Supplied material

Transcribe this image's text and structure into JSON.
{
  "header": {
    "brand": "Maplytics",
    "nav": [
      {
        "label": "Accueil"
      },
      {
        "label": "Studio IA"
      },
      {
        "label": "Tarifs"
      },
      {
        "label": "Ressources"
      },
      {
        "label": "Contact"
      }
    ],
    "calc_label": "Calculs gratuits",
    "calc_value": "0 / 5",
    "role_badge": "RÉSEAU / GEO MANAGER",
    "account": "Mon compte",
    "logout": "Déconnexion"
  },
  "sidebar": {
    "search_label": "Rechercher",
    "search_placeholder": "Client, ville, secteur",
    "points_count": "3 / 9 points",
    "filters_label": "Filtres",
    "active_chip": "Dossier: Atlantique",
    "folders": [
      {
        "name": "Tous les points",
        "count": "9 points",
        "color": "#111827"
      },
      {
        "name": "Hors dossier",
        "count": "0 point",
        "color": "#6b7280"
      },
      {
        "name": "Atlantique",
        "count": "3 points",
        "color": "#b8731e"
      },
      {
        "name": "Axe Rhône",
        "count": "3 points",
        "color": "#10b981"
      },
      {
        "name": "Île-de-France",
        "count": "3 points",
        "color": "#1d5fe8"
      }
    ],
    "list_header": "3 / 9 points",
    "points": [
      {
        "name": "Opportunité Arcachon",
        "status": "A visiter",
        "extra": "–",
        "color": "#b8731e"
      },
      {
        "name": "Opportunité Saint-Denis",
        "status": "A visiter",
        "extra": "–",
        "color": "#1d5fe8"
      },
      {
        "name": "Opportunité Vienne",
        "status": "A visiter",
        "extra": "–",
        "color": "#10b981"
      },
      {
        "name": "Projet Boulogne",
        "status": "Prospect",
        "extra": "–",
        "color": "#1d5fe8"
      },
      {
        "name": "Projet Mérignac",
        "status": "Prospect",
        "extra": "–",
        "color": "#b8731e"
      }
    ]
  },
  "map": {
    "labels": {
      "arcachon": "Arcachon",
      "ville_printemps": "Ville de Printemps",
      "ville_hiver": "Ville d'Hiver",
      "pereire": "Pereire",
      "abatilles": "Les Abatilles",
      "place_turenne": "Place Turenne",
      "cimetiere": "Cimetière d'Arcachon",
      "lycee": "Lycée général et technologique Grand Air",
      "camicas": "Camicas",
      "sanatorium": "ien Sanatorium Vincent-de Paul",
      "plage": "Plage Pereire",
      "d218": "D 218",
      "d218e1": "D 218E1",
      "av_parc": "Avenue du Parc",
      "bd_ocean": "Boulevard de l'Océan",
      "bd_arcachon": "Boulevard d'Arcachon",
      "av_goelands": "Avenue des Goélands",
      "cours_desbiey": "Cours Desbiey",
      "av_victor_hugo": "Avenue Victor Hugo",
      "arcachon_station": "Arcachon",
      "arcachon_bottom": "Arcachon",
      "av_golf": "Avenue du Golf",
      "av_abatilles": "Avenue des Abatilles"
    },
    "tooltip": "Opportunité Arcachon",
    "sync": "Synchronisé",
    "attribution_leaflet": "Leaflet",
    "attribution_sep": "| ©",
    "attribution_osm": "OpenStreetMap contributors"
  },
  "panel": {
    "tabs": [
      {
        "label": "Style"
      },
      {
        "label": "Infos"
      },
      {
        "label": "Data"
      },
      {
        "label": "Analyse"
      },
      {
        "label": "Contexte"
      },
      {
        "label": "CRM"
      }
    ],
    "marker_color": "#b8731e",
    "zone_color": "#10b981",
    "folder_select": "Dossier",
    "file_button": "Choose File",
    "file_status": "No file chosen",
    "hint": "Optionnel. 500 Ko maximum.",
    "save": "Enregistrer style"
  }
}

What the exercise asks
Copy each entry exactly, with nothing added or dropped.

Exercise answer
Transcribe this image's text and structure into JSON.
{
  "header": {
    "brand": "Maplytics",
    "nav": [
      {
        "label": "Accueil"
      },
      {
        "label": "Studio IA"
      },
      {
        "label": "Tarifs"
      },
      {
        "label": "Ressources"
      },
      {
        "label": "Contact"
      }
    ],
    "calc_label": "Calculs gratuits",
    "calc_value": "0 / 5",
    "role_badge": "RÉSEAU / GEO MANAGER",
    "account": "Mon compte",
    "logout": "Déconnexion"
  },
  "sidebar": {
    "search_label": "Rechercher",
    "search_placeholder": "Client, ville, secteur",
    "points_count": "3 / 9 points",
    "filters_label": "Filtres",
    "active_chip": "Dossier: Atlantique",
    "folders": [
      {
        "name": "Tous les points",
        "count": "9 points",
        "color": "#111827"
      },
      {
        "name": "Hors dossier",
        "count": "0 point",
        "color": "#6b7280"
      },
      {
        "name": "Atlantique",
        "count": "3 points",
        "color": "#b8731e"
      },
      {
        "name": "Axe Rhône",
        "count": "3 points",
        "color": "#10b981"
      },
      {
        "name": "Île-de-France",
        "count": "3 points",
        "color": "#1d5fe8"
      }
    ],
    "list_header": "3 / 9 points",
    "points": [
      {
        "name": "Opportunité Arcachon",
        "status": "A visiter",
        "extra": "–",
        "color": "#b8731e"
      },
      {
        "name": "Opportunité Saint-Denis",
        "status": "A visiter",
        "extra": "–",
        "color": "#1d5fe8"
      },
      {
        "name": "Opportunité Vienne",
        "status": "A visiter",
        "extra": "–",
        "color": "#10b981"
      },
      {
        "name": "Projet Boulogne",
        "status": "Prospect",
        "extra": "–",
        "color": "#1d5fe8"
      },
      {
        "name": "Projet Mérignac",
        "status": "Prospect",
        "extra": "–",
        "color": "#b8731e"
      }
    ]
  },
  "map": {
    "labels": {
      "arcachon": "Arcachon",
      "ville_printemps": "Ville de Printemps",
      "ville_hiver": "Ville d'Hiver",
      "pereire": "Pereire",
      "abatilles": "Les Abatilles",
      "place_turenne": "Place Turenne",
      "cimetiere": "Cimetière d'Arcachon",
      "lycee": "Lycée général et technologique Grand Air",
      "camicas": "Camicas",
      "sanatorium": "ien Sanatorium Vincent-de Paul",
      "plage": "Plage Pereire",
      "d218": "D 218",
      "d218e1": "D 218E1",
      "av_parc": "Avenue du Parc",
      "bd_ocean": "Boulevard de l'Océan",
      "bd_arcachon": "Boulevard d'Arcachon",
      "av_goelands": "Avenue des Goélands",
      "cours_desbiey": "Cours Desbiey",
      "av_victor_hugo": "Avenue Victor Hugo",
      "arcachon_station": "Arcachon",
      "arcachon_bottom": "Arcachon",
      "av_golf": "Avenue du Golf",
      "av_abatilles": "Avenue des Abatilles"
    },
    "tooltip": "Opportunité Arcachon",
    "sync": "Synchronisé",
    "attribution_leaflet": "Leaflet",
    "attribution_sep": "| ©",
    "attribution_osm": "OpenStreetMap contributors"
  },
  "panel": {
    "tabs": [
      {
        "label": "Style"
      },
      {
        "label": "Infos"
      },
      {
        "label": "Data"
      },
      {
        "label": "Analyse"
      },
      {
        "label": "Contexte"
      },
      {
        "label": "CRM"
      }
    ],
    "marker_color": "#b8731e",
    "zone_color": "#10b981",
    "folder_select": "Dossier",
    "file_button": "Choose File",
    "file_status": "No file chosen",
    "hint": "Optionnel. 500 Ko maximum.",
    "save": "Enregistrer style"
  }
}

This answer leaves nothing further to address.